(Element placement data)

++++++++++++++++++++

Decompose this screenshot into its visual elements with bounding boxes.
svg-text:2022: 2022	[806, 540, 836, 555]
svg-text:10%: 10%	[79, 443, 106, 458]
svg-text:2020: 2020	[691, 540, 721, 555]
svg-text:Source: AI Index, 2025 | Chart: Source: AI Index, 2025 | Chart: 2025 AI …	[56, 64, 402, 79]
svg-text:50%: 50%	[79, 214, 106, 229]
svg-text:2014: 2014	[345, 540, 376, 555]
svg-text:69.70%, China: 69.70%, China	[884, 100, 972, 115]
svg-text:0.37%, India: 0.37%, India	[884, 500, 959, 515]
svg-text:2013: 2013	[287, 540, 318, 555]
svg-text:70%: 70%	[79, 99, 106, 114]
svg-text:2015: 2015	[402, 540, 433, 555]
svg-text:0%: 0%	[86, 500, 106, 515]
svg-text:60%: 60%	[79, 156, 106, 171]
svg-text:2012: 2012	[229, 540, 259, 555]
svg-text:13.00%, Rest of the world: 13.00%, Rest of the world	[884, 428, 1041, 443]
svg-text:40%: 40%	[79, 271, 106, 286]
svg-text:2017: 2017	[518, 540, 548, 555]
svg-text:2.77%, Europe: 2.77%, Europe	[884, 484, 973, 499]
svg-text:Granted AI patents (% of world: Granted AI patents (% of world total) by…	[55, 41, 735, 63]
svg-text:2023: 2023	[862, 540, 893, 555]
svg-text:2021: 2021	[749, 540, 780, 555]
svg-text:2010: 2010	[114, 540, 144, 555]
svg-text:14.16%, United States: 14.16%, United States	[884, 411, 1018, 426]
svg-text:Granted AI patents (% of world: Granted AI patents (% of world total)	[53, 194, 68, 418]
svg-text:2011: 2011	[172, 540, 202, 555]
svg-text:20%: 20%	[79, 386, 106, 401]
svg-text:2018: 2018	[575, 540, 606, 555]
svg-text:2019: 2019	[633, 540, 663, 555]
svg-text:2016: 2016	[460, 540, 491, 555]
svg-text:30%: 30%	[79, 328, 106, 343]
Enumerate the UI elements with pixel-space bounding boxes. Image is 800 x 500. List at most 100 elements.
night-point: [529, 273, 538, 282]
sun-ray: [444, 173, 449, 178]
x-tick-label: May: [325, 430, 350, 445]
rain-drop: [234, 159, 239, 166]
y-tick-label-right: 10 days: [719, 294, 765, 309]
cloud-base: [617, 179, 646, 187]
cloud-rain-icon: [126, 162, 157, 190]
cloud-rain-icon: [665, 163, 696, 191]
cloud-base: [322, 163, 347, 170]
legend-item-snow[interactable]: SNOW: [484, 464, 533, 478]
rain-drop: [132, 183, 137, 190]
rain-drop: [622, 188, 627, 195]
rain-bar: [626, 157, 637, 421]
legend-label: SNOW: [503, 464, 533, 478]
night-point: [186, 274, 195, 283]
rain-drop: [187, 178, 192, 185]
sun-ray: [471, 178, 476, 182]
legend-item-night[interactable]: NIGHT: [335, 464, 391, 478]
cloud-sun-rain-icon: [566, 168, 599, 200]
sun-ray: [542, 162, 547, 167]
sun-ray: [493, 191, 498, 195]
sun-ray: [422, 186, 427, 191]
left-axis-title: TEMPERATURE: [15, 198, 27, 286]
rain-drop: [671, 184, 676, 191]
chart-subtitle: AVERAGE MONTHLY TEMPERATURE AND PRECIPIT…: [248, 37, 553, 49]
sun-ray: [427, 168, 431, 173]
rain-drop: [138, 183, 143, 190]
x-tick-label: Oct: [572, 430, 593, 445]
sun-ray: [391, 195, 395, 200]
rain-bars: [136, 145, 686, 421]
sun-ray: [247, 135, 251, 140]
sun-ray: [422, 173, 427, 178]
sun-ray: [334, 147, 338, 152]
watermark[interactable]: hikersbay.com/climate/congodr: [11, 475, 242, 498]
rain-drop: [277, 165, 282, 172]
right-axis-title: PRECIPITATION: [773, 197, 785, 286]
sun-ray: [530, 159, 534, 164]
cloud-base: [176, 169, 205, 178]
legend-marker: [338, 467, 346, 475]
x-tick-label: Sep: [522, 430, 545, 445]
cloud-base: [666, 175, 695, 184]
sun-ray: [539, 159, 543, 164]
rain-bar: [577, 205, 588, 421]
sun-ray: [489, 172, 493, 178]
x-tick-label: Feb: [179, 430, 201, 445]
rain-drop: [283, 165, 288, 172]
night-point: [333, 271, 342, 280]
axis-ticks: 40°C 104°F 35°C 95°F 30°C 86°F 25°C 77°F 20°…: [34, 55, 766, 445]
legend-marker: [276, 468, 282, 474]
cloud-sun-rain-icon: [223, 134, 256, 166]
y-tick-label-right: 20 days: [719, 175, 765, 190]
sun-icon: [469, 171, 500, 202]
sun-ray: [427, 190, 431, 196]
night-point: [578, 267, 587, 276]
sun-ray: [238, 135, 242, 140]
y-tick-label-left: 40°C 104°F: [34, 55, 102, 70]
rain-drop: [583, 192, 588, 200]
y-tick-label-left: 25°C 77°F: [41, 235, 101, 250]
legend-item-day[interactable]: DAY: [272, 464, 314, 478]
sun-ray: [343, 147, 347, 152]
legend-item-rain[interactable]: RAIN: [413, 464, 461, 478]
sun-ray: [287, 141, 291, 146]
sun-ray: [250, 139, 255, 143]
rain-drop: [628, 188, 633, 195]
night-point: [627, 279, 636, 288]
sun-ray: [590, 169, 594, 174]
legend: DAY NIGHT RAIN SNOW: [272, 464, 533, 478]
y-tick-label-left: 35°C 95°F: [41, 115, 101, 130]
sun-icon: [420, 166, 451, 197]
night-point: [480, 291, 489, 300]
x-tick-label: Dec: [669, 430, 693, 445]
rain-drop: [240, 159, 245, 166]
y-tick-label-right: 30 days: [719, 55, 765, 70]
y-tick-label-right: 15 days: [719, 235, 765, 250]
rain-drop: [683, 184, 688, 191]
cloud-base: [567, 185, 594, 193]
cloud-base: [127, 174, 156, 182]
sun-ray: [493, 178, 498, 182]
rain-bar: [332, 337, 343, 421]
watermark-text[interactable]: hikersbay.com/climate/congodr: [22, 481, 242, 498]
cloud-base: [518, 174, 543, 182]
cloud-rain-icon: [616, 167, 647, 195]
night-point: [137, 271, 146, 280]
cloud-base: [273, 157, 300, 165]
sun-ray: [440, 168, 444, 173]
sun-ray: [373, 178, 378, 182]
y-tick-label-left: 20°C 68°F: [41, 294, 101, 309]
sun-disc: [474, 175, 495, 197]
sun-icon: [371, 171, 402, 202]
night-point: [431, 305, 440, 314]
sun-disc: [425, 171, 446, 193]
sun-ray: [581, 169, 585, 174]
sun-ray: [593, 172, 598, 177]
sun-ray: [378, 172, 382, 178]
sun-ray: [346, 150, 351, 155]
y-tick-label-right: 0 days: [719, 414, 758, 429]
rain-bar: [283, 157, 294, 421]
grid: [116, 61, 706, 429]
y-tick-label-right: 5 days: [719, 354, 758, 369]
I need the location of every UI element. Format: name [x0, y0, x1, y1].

++++++++++++++++++++

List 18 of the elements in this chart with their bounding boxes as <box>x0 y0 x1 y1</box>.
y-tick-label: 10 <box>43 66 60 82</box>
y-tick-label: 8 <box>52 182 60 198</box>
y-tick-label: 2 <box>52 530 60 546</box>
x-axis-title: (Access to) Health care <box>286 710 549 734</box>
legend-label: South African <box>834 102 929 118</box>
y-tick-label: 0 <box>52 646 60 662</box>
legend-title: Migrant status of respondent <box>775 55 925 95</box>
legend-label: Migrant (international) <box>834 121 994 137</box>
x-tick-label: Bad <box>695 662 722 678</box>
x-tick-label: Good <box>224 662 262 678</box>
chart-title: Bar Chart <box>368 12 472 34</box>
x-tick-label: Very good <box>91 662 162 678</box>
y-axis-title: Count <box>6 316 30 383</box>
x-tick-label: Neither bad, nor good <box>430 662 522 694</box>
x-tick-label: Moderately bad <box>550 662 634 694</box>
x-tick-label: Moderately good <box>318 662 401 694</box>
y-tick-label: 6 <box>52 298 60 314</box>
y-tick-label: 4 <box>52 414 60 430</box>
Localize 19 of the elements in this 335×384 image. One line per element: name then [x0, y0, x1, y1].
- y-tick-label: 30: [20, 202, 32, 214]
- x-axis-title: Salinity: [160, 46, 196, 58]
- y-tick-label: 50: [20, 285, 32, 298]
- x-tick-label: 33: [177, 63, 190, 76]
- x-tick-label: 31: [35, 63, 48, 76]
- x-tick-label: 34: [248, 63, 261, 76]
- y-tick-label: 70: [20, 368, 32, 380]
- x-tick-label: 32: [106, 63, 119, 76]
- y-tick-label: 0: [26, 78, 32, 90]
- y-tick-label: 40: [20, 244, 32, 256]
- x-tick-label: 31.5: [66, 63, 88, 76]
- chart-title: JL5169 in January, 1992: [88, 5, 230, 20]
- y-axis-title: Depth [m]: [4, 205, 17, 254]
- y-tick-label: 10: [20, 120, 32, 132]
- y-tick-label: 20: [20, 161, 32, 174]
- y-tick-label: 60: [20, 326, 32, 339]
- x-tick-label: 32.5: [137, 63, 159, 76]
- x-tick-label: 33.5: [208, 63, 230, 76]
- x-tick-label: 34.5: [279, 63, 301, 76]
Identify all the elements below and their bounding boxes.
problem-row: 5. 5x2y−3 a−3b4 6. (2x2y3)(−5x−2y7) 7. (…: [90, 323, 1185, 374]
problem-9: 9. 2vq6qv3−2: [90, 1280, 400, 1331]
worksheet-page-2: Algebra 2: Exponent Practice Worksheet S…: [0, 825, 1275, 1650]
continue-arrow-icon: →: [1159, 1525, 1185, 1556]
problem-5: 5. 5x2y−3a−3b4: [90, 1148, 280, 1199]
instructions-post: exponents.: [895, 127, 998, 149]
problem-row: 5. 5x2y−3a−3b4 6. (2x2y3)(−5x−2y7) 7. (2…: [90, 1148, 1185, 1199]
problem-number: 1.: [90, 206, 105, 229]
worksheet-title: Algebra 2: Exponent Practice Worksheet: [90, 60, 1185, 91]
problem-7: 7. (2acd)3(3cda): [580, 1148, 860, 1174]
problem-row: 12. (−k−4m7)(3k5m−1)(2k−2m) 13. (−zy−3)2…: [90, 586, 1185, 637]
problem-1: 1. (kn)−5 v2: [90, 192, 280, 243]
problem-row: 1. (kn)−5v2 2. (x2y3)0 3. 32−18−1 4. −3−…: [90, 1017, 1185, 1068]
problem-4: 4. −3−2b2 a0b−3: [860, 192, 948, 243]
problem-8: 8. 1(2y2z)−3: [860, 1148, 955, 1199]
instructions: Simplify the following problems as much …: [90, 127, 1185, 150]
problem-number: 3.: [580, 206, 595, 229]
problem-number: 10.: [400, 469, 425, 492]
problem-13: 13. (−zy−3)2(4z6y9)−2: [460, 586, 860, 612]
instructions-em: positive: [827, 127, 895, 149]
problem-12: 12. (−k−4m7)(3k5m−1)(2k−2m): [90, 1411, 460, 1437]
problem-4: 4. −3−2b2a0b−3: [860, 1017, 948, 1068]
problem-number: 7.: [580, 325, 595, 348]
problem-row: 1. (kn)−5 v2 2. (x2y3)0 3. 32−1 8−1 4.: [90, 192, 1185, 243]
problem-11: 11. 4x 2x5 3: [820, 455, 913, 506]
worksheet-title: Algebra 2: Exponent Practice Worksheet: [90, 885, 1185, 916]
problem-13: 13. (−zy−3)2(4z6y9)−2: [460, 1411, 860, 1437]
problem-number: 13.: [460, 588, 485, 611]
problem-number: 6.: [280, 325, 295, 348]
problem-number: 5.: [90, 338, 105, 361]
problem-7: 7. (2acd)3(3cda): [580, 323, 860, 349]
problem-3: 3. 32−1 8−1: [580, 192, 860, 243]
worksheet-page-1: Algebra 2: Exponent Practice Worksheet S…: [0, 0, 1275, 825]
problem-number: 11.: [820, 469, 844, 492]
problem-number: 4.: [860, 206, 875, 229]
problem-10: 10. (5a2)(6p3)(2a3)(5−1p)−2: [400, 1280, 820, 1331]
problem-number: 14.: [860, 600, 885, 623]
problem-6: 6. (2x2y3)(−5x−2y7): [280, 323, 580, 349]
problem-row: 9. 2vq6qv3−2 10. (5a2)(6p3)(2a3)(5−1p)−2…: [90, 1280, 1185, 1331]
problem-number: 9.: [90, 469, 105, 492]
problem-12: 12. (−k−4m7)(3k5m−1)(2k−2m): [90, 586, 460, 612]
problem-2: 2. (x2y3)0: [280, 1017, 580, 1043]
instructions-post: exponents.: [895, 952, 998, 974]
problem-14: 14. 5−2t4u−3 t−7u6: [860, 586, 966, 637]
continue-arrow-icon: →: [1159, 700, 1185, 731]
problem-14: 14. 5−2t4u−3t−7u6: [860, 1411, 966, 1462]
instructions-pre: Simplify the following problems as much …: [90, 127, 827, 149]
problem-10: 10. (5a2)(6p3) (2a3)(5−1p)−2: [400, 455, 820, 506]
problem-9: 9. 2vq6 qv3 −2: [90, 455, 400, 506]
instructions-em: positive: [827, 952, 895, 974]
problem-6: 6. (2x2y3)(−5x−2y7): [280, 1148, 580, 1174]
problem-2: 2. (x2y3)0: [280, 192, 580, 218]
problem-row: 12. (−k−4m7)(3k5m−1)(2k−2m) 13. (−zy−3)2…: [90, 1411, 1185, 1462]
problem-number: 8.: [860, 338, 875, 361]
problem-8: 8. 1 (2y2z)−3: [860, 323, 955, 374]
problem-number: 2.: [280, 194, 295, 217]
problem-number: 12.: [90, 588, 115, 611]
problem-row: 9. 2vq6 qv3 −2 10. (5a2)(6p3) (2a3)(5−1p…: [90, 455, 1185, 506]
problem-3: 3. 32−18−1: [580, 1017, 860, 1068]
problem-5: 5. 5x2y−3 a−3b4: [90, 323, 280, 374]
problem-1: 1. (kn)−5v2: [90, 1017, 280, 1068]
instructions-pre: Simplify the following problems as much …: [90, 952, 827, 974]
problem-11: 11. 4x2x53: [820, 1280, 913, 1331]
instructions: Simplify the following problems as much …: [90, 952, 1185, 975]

++++++++++++++++++++

Task description: Please duplicate the stretch of the material from the line containing "Decompose this screenshot" through the line containing "271, 106, 286]", reproducing those lines without any change.

Full response:
Decompose this screenshot into its visual elements with bounding boxes.
svg-text:2022: 2022	[806, 540, 836, 555]
svg-text:10%: 10%	[79, 443, 106, 458]
svg-text:2020: 2020	[691, 540, 721, 555]
svg-text:Source: AI Index, 2025 | Chart: Source: AI Index, 2025 | Chart: 2025 AI …	[56, 64, 402, 79]
svg-text:50%: 50%	[79, 214, 106, 229]
svg-text:2014: 2014	[345, 540, 376, 555]
svg-text:69.70%, China: 69.70%, China	[884, 100, 972, 115]
svg-text:0.37%, India: 0.37%, India	[884, 500, 959, 515]
svg-text:2013: 2013	[287, 540, 318, 555]
svg-text:70%: 70%	[79, 99, 106, 114]
svg-text:2015: 2015	[402, 540, 433, 555]
svg-text:0%: 0%	[86, 500, 106, 515]
svg-text:60%: 60%	[79, 156, 106, 171]
svg-text:2012: 2012	[229, 540, 259, 555]
svg-text:13.00%, Rest of the world: 13.00%, Rest of the world	[884, 428, 1041, 443]
svg-text:40%: 40%	[79, 271, 106, 286]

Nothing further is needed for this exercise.